**Job**. Repeat the listing exactly as given, omitting every image.

**Available data**.
* * * * * * * * *
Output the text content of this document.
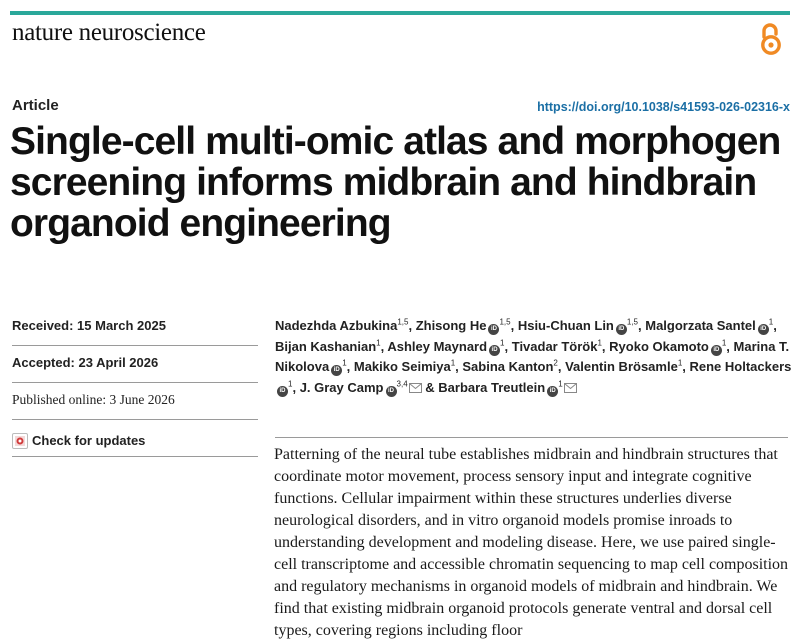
nature neuroscience
Article	https://doi.org/10.1038/s41593-026-02316-x
Single-cell multi-omic atlas and morphogen screening informs midbrain and hindbrain organoid engineering
Received: 15 March 2025
Accepted: 23 April 2026
Published online: 3 June 2026
Check for updates
Nadezhda Azbukina$^{1,5}$, Zhisong He iD$^{1,5}$, Hsiu-Chuan Lin iD$^{1,5}$, Malgorzata Santel $iD^1$, Bijan Kashanian$^1$, Ashley Maynard $iD^1$, Tivadar Török$^1$, Ryoko Okamoto $iD^1$, Marina T. Nikolova $iD^1$, Makiko Seimiya$^1$, Sabina Kanton$^2$, Valentin Brösamle$^1$, Rene HoltackersiD$^1$, J. Gray Camp iD$^{3,4}$ & Barbara Treutlein $iD^1$

Patterning of the neural tube establishes midbrain and hindbrain structures that coordinate motor movement, process sensory input and integrate cognitive functions. Cellular impairment within these structures underlies diverse neurological disorders, and in vitro organoid models promise inroads to understanding development and modeling disease. Here, we use paired single-cell transcriptome and accessible chromatin sequencing to map cell composition and regulatory mechanisms in organoid models of midbrain and hindbrain. We find that existing midbrain organoid protocols generate ventral and dorsal cell types, covering regions including floor
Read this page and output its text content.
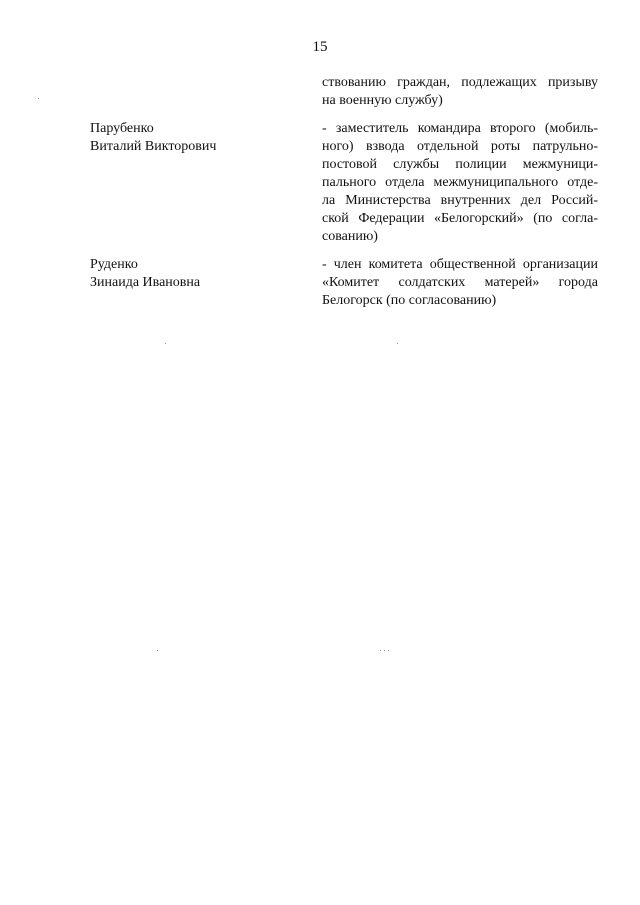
15
ствованию граждан, подлежащих призыву
на военную службу)
Парубенко
Виталий Викторович
- заместитель командира второго (мобиль-
ного) взвода отдельной роты патрульно-
постовой службы полиции межмуници-
пального отдела межмуниципального отде-
ла Министерства внутренних дел Россий-
ской Федерации «Белогорский» (по согла-
сованию)
Руденко
Зинаида Ивановна
- член комитета общественной организации
«Комитет солдатских матерей» города
Белогорск (по согласованию)
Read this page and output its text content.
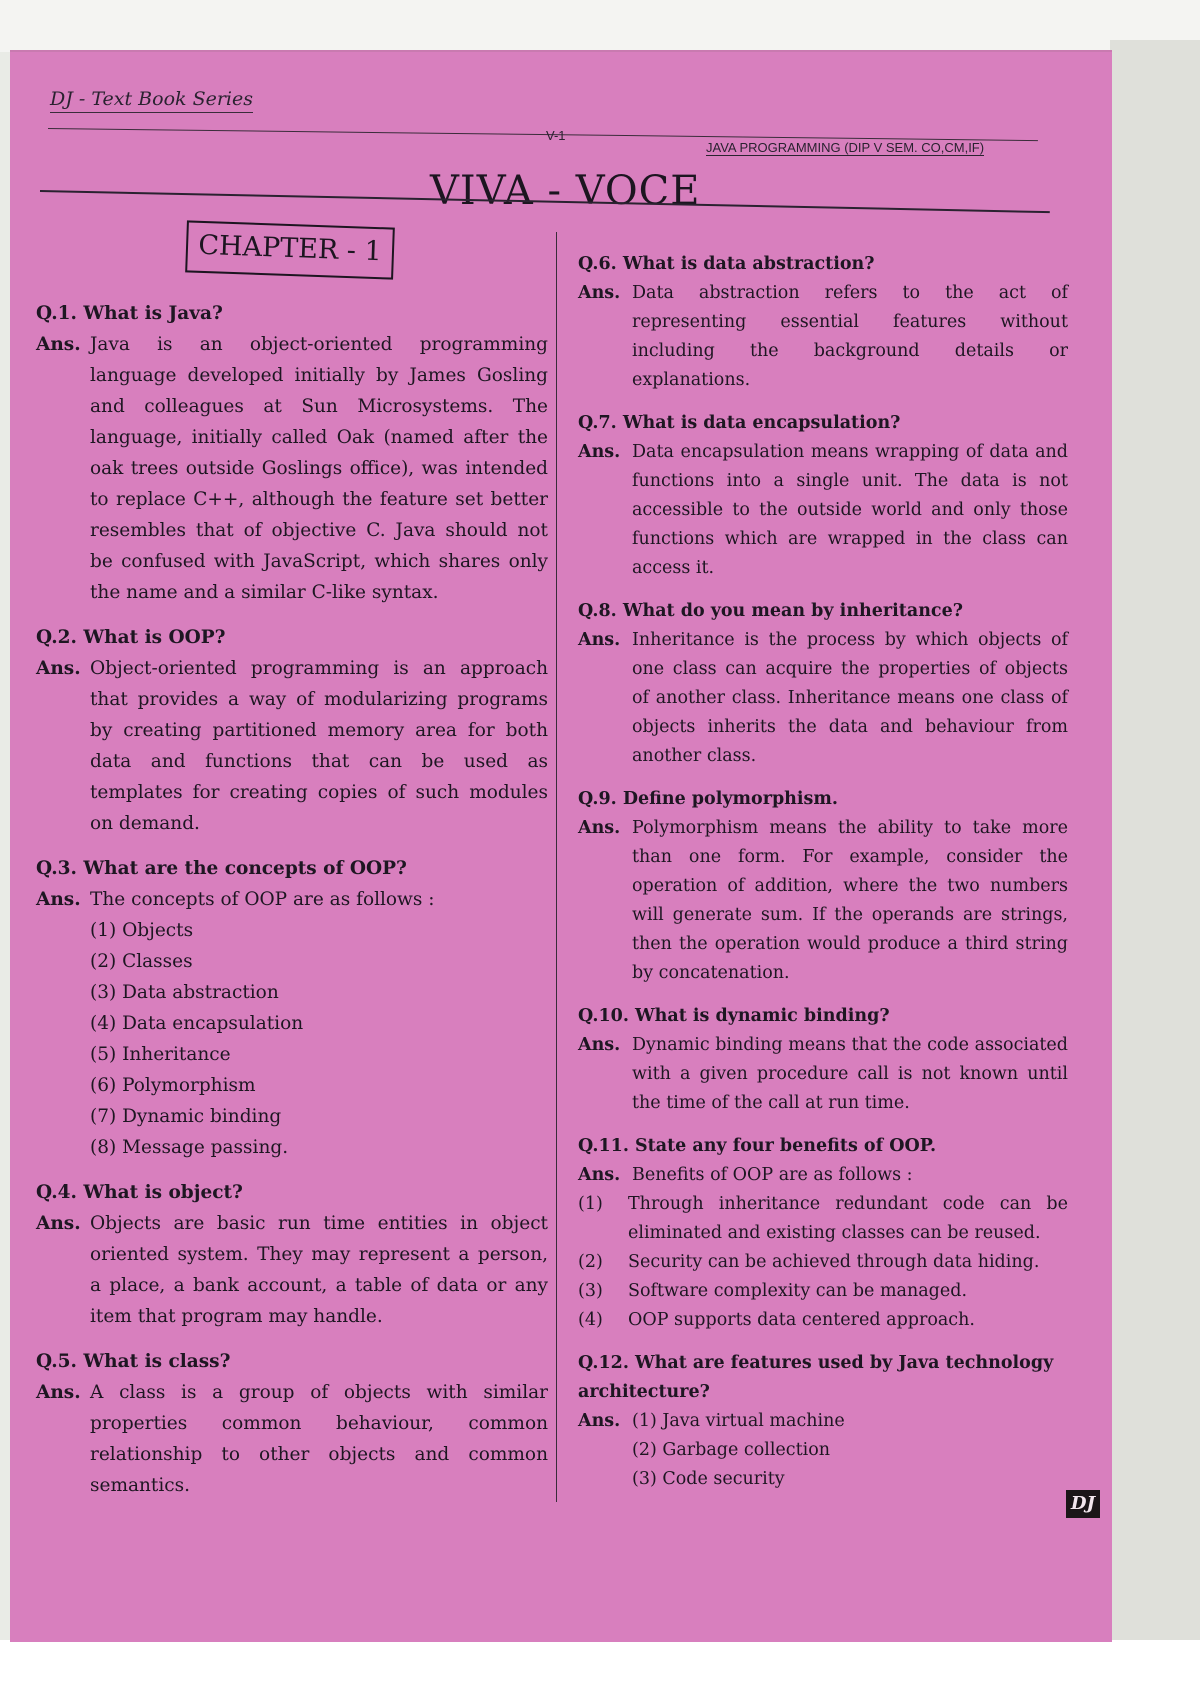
DJ - Text Book Series
V-1
JAVA PROGRAMMING (DIP V SEM. CO,CM,IF)
VIVA - VOCE
CHAPTER - 1

Q.1. What is Java?

Ans. Java is an object-oriented programming language developed initially by James Gosling and colleagues at Sun Microsystems. The language, initially called Oak (named after the oak trees outside Goslings office), was intended to replace C++, although the feature set better resembles that of objective C. Java should not be confused with JavaScript, which shares only the name and a similar C-like syntax.

Q.2. What is OOP?

Ans. Object-oriented programming is an approach that provides a way of modularizing programs by creating partitioned memory area for both data and functions that can be used as templates for creating copies of such modules on demand.

Q.3. What are the concepts of OOP?

Ans. The concepts of OOP are as follows :

(1) Objects

(2) Classes

(3) Data abstraction

(4) Data encapsulation

(5) Inheritance

(6) Polymorphism

(7) Dynamic binding

(8) Message passing.

Q.4. What is object?

Ans. Objects are basic run time entities in object oriented system. They may represent a person, a place, a bank account, a table of data or any item that program may handle.

Q.5. What is class?

Ans. A class is a group of objects with similar properties common behaviour, common relationship to other objects and common semantics.

Q.6. What is data abstraction?

Ans. Data abstraction refers to the act of representing essential features without including the background details or explanations.

Q.7. What is data encapsulation?

Ans. Data encapsulation means wrapping of data and functions into a single unit. The data is not accessible to the outside world and only those functions which are wrapped in the class can access it.

Q.8. What do you mean by inheritance?

Ans. Inheritance is the process by which objects of one class can acquire the properties of objects of another class. Inheritance means one class of objects inherits the data and behaviour from another class.

Q.9. Define polymorphism.

Ans. Polymorphism means the ability to take more than one form. For example, consider the operation of addition, where the two numbers will generate sum. If the operands are strings, then the operation would produce a third string by concatenation.

Q.10. What is dynamic binding?

Ans. Dynamic binding means that the code associated with a given procedure call is not known until the time of the call at run time.

Q.11. State any four benefits of OOP.

Ans. Benefits of OOP are as follows :
(1)	Through inheritance redundant code can be eliminated and existing classes can be reused.
(2)	Security can be achieved through data hiding.
(3)	Software complexity can be managed.
(4)	OOP supports data centered approach.

Q.12. What are features used by Java technology architecture?

Ans. (1) Java virtual machine

(2) Garbage collection

(3) Code security

DJ
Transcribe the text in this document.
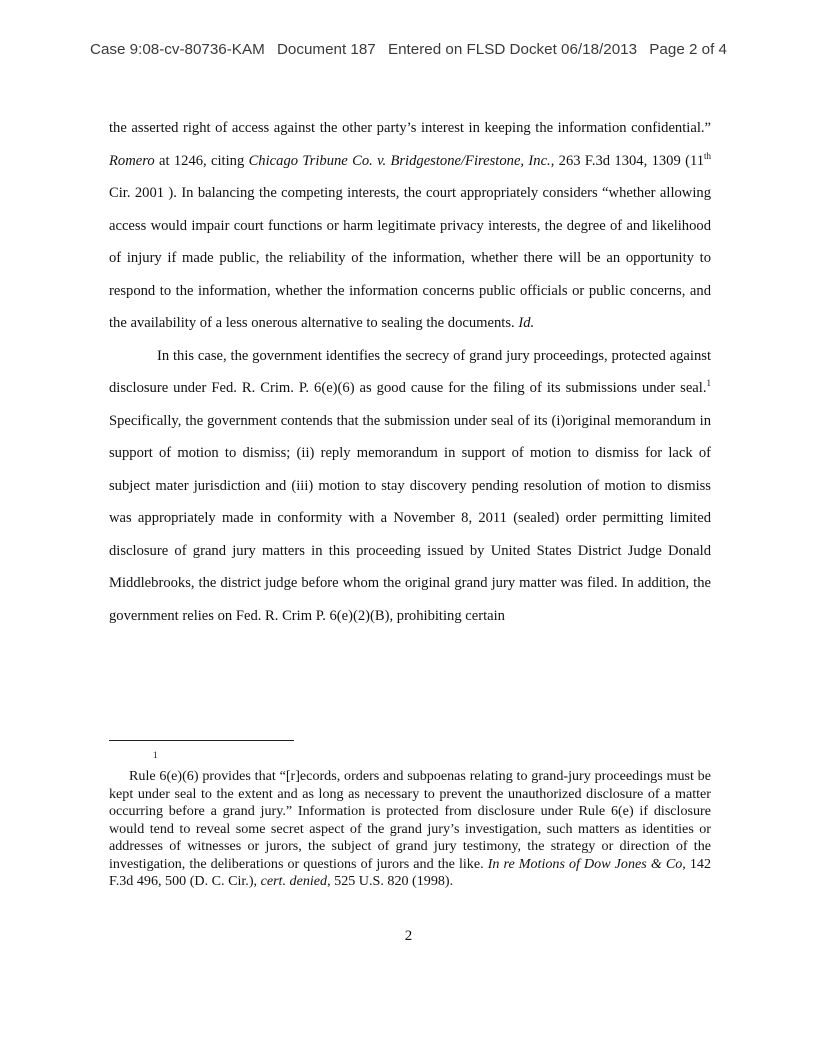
Case 9:08-cv-80736-KAM Document 187 Entered on FLSD Docket 06/18/2013 Page 2 of 4

the asserted right of access against the other party’s interest in keeping the information confidential.” Romero at 1246, citing Chicago Tribune Co. v. Bridgestone/Firestone, Inc., 263 F.3d 1304, 1309 (11th Cir. 2001 ). In balancing the competing interests, the court appropriately considers “whether allowing access would impair court functions or harm legitimate privacy interests, the degree of and likelihood of injury if made public, the reliability of the information, whether there will be an opportunity to respond to the information, whether the information concerns public officials or public concerns, and the availability of a less onerous alternative to sealing the documents. Id.

In this case, the government identifies the secrecy of grand jury proceedings, protected against disclosure under Fed. R. Crim. P. 6(e)(6) as good cause for the filing of its submissions under seal.$^1$ Specifically, the government contends that the submission under seal of its (i)original memorandum in support of motion to dismiss; (ii) reply memorandum in support of motion to dismiss for lack of subject mater jurisdiction and (iii) motion to stay discovery pending resolution of motion to dismiss was appropriately made in conformity with a November 8, 2011 (sealed) order permitting limited disclosure of grand jury matters in this proceeding issued by United States District Judge Donald Middlebrooks, the district judge before whom the original grand jury matter was filed. In addition, the government relies on Fed. R. Crim P. 6(e)(2)(B), prohibiting certain

1

Rule 6(e)(6) provides that “[r]ecords, orders and subpoenas relating to grand-jury proceedings must be kept under seal to the extent and as long as necessary to prevent the unauthorized disclosure of a matter occurring before a grand jury.” Information is protected from disclosure under Rule 6(e) if disclosure would tend to reveal some secret aspect of the grand jury’s investigation, such matters as identities or addresses of witnesses or jurors, the subject of grand jury testimony, the strategy or direction of the investigation, the deliberations or questions of jurors and the like. In re Motions of Dow Jones & Co, 142 F.3d 496, 500 (D. C. Cir.), cert. denied, 525 U.S. 820 (1998).

2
* * * * * * * * *
**Task output**.
Output the text content of this document.
nature neuroscience
Article	https://doi.org/10.1038/s41593-026-02316-x
Single-cell multi-omic atlas and morphogen screening informs midbrain and hindbrain organoid engineering
Received: 15 March 2025
Accepted: 23 April 2026
Published online: 3 June 2026
Check for updates
Nadezhda Azbukina$^{1,5}$, Zhisong He iD$^{1,5}$, Hsiu-Chuan Lin iD$^{1,5}$, Malgorzata Santel $iD^1$, Bijan Kashanian$^1$, Ashley Maynard $iD^1$, Tivadar Török$^1$, Ryoko Okamoto $iD^1$, Marina T. Nikolova $iD^1$, Makiko Seimiya$^1$, Sabina Kanton$^2$, Valentin Brösamle$^1$, Rene HoltackersiD$^1$, J. Gray Camp iD$^{3,4}$ & Barbara Treutlein $iD^1$

Patterning of the neural tube establishes midbrain and hindbrain structures that coordinate motor movement, process sensory input and integrate cognitive functions. Cellular impairment within these structures underlies diverse neurological disorders, and in vitro organoid models promise inroads to understanding development and modeling disease. Here, we use paired single-cell transcriptome and accessible chromatin sequencing to map cell composition and regulatory mechanisms in organoid models of midbrain and hindbrain. We find that existing midbrain organoid protocols generate ventral and dorsal cell types, covering regions including floor
Read this page and output its text content.
15
ствованию граждан, подлежащих призыву
на военную службу)
Парубенко
Виталий Викторович
- заместитель командира второго (мобиль-
ного) взвода отдельной роты патрульно-
постовой службы полиции межмуници-
пального отдела межмуниципального отде-
ла Министерства внутренних дел Россий-
ской Федерации «Белогорский» (по согла-
сованию)
Руденко
Зинаида Ивановна
- член комитета общественной организации
«Комитет солдатских матерей» города
Белогорск (по согласованию)
Read this page and output its text content.
DJ - Text Book Series
V-1
JAVA PROGRAMMING (DIP V SEM. CO,CM,IF)
VIVA - VOCE
CHAPTER - 1

Q.1. What is Java?

Ans. Java is an object-oriented programming language developed initially by James Gosling and colleagues at Sun Microsystems. The language, initially called Oak (named after the oak trees outside Goslings office), was intended to replace C++, although the feature set better resembles that of objective C. Java should not be confused with JavaScript, which shares only the name and a similar C-like syntax.

Q.2. What is OOP?

Ans. Object-oriented programming is an approach that provides a way of modularizing programs by creating partitioned memory area for both data and functions that can be used as templates for creating copies of such modules on demand.

Q.3. What are the concepts of OOP?

Ans. The concepts of OOP are as follows :

(1) Objects

(2) Classes

(3) Data abstraction

(4) Data encapsulation

(5) Inheritance

(6) Polymorphism

(7) Dynamic binding

(8) Message passing.

Q.4. What is object?

Ans. Objects are basic run time entities in object oriented system. They may represent a person, a place, a bank account, a table of data or any item that program may handle.

Q.5. What is class?

Ans. A class is a group of objects with similar properties common behaviour, common relationship to other objects and common semantics.

Q.6. What is data abstraction?

Ans. Data abstraction refers to the act of representing essential features without including the background details or explanations.

Q.7. What is data encapsulation?

Ans. Data encapsulation means wrapping of data and functions into a single unit. The data is not accessible to the outside world and only those functions which are wrapped in the class can access it.

Q.8. What do you mean by inheritance?

Ans. Inheritance is the process by which objects of one class can acquire the properties of objects of another class. Inheritance means one class of objects inherits the data and behaviour from another class.

Q.9. Define polymorphism.

Ans. Polymorphism means the ability to take more than one form. For example, consider the operation of addition, where the two numbers will generate sum. If the operands are strings, then the operation would produce a third string by concatenation.

Q.10. What is dynamic binding?

Ans. Dynamic binding means that the code associated with a given procedure call is not known until the time of the call at run time.

Q.11. State any four benefits of OOP.

Ans. Benefits of OOP are as follows :
(1)	Through inheritance redundant code can be eliminated and existing classes can be reused.
(2)	Security can be achieved through data hiding.
(3)	Software complexity can be managed.
(4)	OOP supports data centered approach.

Q.12. What are features used by Java technology architecture?

Ans. (1) Java virtual machine

(2) Garbage collection

(3) Code security

DJ
Transcribe the text in this document.
Case 9:08-cv-80736-KAM Document 187 Entered on FLSD Docket 06/18/2013 Page 2 of 4

the asserted right of access against the other party’s interest in keeping the information confidential.” Romero at 1246, citing Chicago Tribune Co. v. Bridgestone/Firestone, Inc., 263 F.3d 1304, 1309 (11th Cir. 2001 ). In balancing the competing interests, the court appropriately considers “whether allowing access would impair court functions or harm legitimate privacy interests, the degree of and likelihood of injury if made public, the reliability of the information, whether there will be an opportunity to respond to the information, whether the information concerns public officials or public concerns, and the availability of a less onerous alternative to sealing the documents. Id.

In this case, the government identifies the secrecy of grand jury proceedings, protected against disclosure under Fed. R. Crim. P. 6(e)(6) as good cause for the filing of its submissions under seal.$^1$ Specifically, the government contends that the submission under seal of its (i)original memorandum in support of motion to dismiss; (ii) reply memorandum in support of motion to dismiss for lack of subject mater jurisdiction and (iii) motion to stay discovery pending resolution of motion to dismiss was appropriately made in conformity with a November 8, 2011 (sealed) order permitting limited disclosure of grand jury matters in this proceeding issued by United States District Judge Donald Middlebrooks, the district judge before whom the original grand jury matter was filed. In addition, the government relies on Fed. R. Crim P. 6(e)(2)(B), prohibiting certain

1

Rule 6(e)(6) provides that “[r]ecords, orders and subpoenas relating to grand-jury proceedings must be kept under seal to the extent and as long as necessary to prevent the unauthorized disclosure of a matter occurring before a grand jury.” Information is protected from disclosure under Rule 6(e) if disclosure would tend to reveal some secret aspect of the grand jury’s investigation, such matters as identities or addresses of witnesses or jurors, the subject of grand jury testimony, the strategy or direction of the investigation, the deliberations or questions of jurors and the like. In re Motions of Dow Jones & Co, 142 F.3d 496, 500 (D. C. Cir.), cert. denied, 525 U.S. 820 (1998).

2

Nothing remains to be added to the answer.